Objective
Write the data out again exactly, dropping any images it holds.

Structured figure records
— Start —

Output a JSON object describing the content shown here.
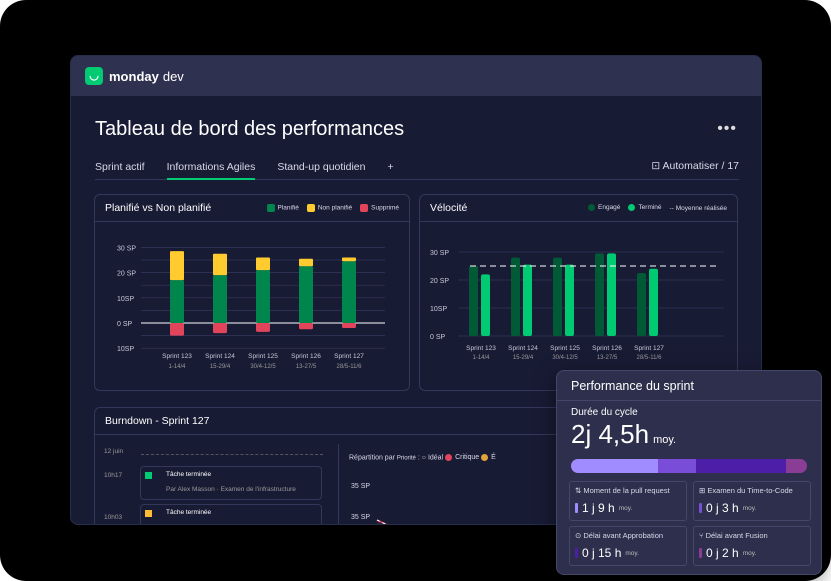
{
  "app": {
    "logo_text": "monday",
    "logo_suffix": "dev",
    "brand_color": "#00ca72"
  },
  "page": {
    "title": "Tableau de bord des performances",
    "more_icon": "more-horizontal-icon"
  },
  "tabs": [
    {
      "label": "Sprint actif"
    },
    {
      "label": "Informations Agiles",
      "active": true
    },
    {
      "label": "Stand-up quotidien"
    },
    {
      "label": "+"
    }
  ],
  "automate": {
    "label": "Automatiser / 17",
    "icon": "robot-icon"
  },
  "chart_data": [
    {
      "type": "bar",
      "title": "Planifié vs Non planifié",
      "stacked": true,
      "categories": [
        "Sprint 123",
        "Sprint 124",
        "Sprint 125",
        "Sprint 126",
        "Sprint 127"
      ],
      "category_dates": [
        "1-14/4",
        "15-29/4",
        "30/4-12/5",
        "13-27/5",
        "28/5-11/6"
      ],
      "series": [
        {
          "name": "Planifié",
          "color": "#00854d",
          "values": [
            17,
            19,
            21,
            22.5,
            24.5
          ]
        },
        {
          "name": "Non planifié",
          "color": "#ffcb2f",
          "values": [
            11.5,
            8.5,
            5,
            3,
            1.5
          ]
        },
        {
          "name": "Supprimé",
          "color": "#e2445c",
          "values": [
            -5,
            -4,
            -3.5,
            -2.5,
            -2
          ]
        }
      ],
      "yticks": [
        "30 SP",
        "20 SP",
        "10SP",
        "0 SP",
        "10SP"
      ],
      "ylim": [
        -10,
        30
      ],
      "grid": true,
      "legend": "top-right"
    },
    {
      "type": "bar",
      "title": "Vélocité",
      "categories": [
        "Sprint 123",
        "Sprint 124",
        "Sprint 125",
        "Sprint 126",
        "Sprint 127"
      ],
      "category_dates": [
        "1-14/4",
        "15-29/4",
        "30/4-12/5",
        "13-27/5",
        "28/5-11/6"
      ],
      "series": [
        {
          "name": "Engagé",
          "color": "#005a35",
          "values": [
            25,
            28,
            28,
            29.5,
            22.5
          ]
        },
        {
          "name": "Terminé",
          "color": "#00ca72",
          "values": [
            22,
            25.5,
            25.5,
            29.5,
            24
          ]
        }
      ],
      "average": {
        "name": "Moyenne réalisée",
        "value": 25
      },
      "yticks": [
        "30 SP",
        "20 SP",
        "10SP",
        "0 SP"
      ],
      "ylim": [
        0,
        30
      ],
      "grid": true,
      "legend": "top-right"
    }
  ],
  "burndown": {
    "title": "Burndown - Sprint 127",
    "date": "12 juin",
    "events": [
      {
        "time": "10h17",
        "title": "Tâche terminée",
        "by": "Par Alex Masson",
        "item": "Examen de l'infrastructure",
        "color": "#00ca72"
      },
      {
        "time": "10h03",
        "title": "Tâche terminée",
        "by": "",
        "item": "",
        "color": "#fdbc36"
      }
    ],
    "split_label": "Répartition par",
    "split_value": "Priorité",
    "sep": ":",
    "legend": [
      {
        "name": "Idéal"
      },
      {
        "name": "Critique",
        "color": "#e2445c"
      },
      {
        "name": "É",
        "color": "#e2a33a"
      }
    ],
    "yticks": [
      "35 SP",
      "35 SP"
    ]
  },
  "sprint_card": {
    "title": "Performance du sprint",
    "metric_label": "Durée du cycle",
    "metric_value": "2j 4,5h",
    "metric_unit": "moy.",
    "breakdown": [
      {
        "value": 37,
        "color": "#a18cff"
      },
      {
        "value": 16,
        "color": "#7a4dd8"
      },
      {
        "value": 38,
        "color": "#4d1ea8"
      },
      {
        "value": 9,
        "color": "#8a3d95"
      }
    ],
    "items": [
      {
        "label": "Moment de la pull request",
        "icon": "pull-request-icon",
        "value": "1 j 9 h",
        "unit": "moy.",
        "color": "#a18cff"
      },
      {
        "label": "Examen du Time-to-Code",
        "icon": "code-review-icon",
        "value": "0 j 3 h",
        "unit": "moy.",
        "color": "#7a4dd8"
      },
      {
        "label": "Délai avant Approbation",
        "icon": "search-check-icon",
        "value": "0 j 15 h",
        "unit": "moy.",
        "color": "#4d1ea8"
      },
      {
        "label": "Délai avant Fusion",
        "icon": "merge-icon",
        "value": "0 j 2 h",
        "unit": "moy.",
        "color": "#8a3d95"
      }
    ]
  }
}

— End —

Task solution
Output a JSON object describing the content shown here.
{
  "app": {
    "logo_text": "monday",
    "logo_suffix": "dev",
    "brand_color": "#00ca72"
  },
  "page": {
    "title": "Tableau de bord des performances",
    "more_icon": "more-horizontal-icon"
  },
  "tabs": [
    {
      "label": "Sprint actif"
    },
    {
      "label": "Informations Agiles",
      "active": true
    },
    {
      "label": "Stand-up quotidien"
    },
    {
      "label": "+"
    }
  ],
  "automate": {
    "label": "Automatiser / 17",
    "icon": "robot-icon"
  },
  "chart_data": [
    {
      "type": "bar",
      "title": "Planifié vs Non planifié",
      "stacked": true,
      "categories": [
        "Sprint 123",
        "Sprint 124",
        "Sprint 125",
        "Sprint 126",
        "Sprint 127"
      ],
      "category_dates": [
        "1-14/4",
        "15-29/4",
        "30/4-12/5",
        "13-27/5",
        "28/5-11/6"
      ],
      "series": [
        {
          "name": "Planifié",
          "color": "#00854d",
          "values": [
            17,
            19,
            21,
            22.5,
            24.5
          ]
        },
        {
          "name": "Non planifié",
          "color": "#ffcb2f",
          "values": [
            11.5,
            8.5,
            5,
            3,
            1.5
          ]
        },
        {
          "name": "Supprimé",
          "color": "#e2445c",
          "values": [
            -5,
            -4,
            -3.5,
            -2.5,
            -2
          ]
        }
      ],
      "yticks": [
        "30 SP",
        "20 SP",
        "10SP",
        "0 SP",
        "10SP"
      ],
      "ylim": [
        -10,
        30
      ],
      "grid": true,
      "legend": "top-right"
    },
    {
      "type": "bar",
      "title": "Vélocité",
      "categories": [
        "Sprint 123",
        "Sprint 124",
        "Sprint 125",
        "Sprint 126",
        "Sprint 127"
      ],
      "category_dates": [
        "1-14/4",
        "15-29/4",
        "30/4-12/5",
        "13-27/5",
        "28/5-11/6"
      ],
      "series": [
        {
          "name": "Engagé",
          "color": "#005a35",
          "values": [
            25,
            28,
            28,
            29.5,
            22.5
          ]
        },
        {
          "name": "Terminé",
          "color": "#00ca72",
          "values": [
            22,
            25.5,
            25.5,
            29.5,
            24
          ]
        }
      ],
      "average": {
        "name": "Moyenne réalisée",
        "value": 25
      },
      "yticks": [
        "30 SP",
        "20 SP",
        "10SP",
        "0 SP"
      ],
      "ylim": [
        0,
        30
      ],
      "grid": true,
      "legend": "top-right"
    }
  ],
  "burndown": {
    "title": "Burndown - Sprint 127",
    "date": "12 juin",
    "events": [
      {
        "time": "10h17",
        "title": "Tâche terminée",
        "by": "Par Alex Masson",
        "item": "Examen de l'infrastructure",
        "color": "#00ca72"
      },
      {
        "time": "10h03",
        "title": "Tâche terminée",
        "by": "",
        "item": "",
        "color": "#fdbc36"
      }
    ],
    "split_label": "Répartition par",
    "split_value": "Priorité",
    "sep": ":",
    "legend": [
      {
        "name": "Idéal"
      },
      {
        "name": "Critique",
        "color": "#e2445c"
      },
      {
        "name": "É",
        "color": "#e2a33a"
      }
    ],
    "yticks": [
      "35 SP",
      "35 SP"
    ]
  },
  "sprint_card": {
    "title": "Performance du sprint",
    "metric_label": "Durée du cycle",
    "metric_value": "2j 4,5h",
    "metric_unit": "moy.",
    "breakdown": [
      {
        "value": 37,
        "color": "#a18cff"
      },
      {
        "value": 16,
        "color": "#7a4dd8"
      },
      {
        "value": 38,
        "color": "#4d1ea8"
      },
      {
        "value": 9,
        "color": "#8a3d95"
      }
    ],
    "items": [
      {
        "label": "Moment de la pull request",
        "icon": "pull-request-icon",
        "value": "1 j 9 h",
        "unit": "moy.",
        "color": "#a18cff"
      },
      {
        "label": "Examen du Time-to-Code",
        "icon": "code-review-icon",
        "value": "0 j 3 h",
        "unit": "moy.",
        "color": "#7a4dd8"
      },
      {
        "label": "Délai avant Approbation",
        "icon": "search-check-icon",
        "value": "0 j 15 h",
        "unit": "moy.",
        "color": "#4d1ea8"
      },
      {
        "label": "Délai avant Fusion",
        "icon": "merge-icon",
        "value": "0 j 2 h",
        "unit": "moy.",
        "color": "#8a3d95"
      }
    ]
  }
}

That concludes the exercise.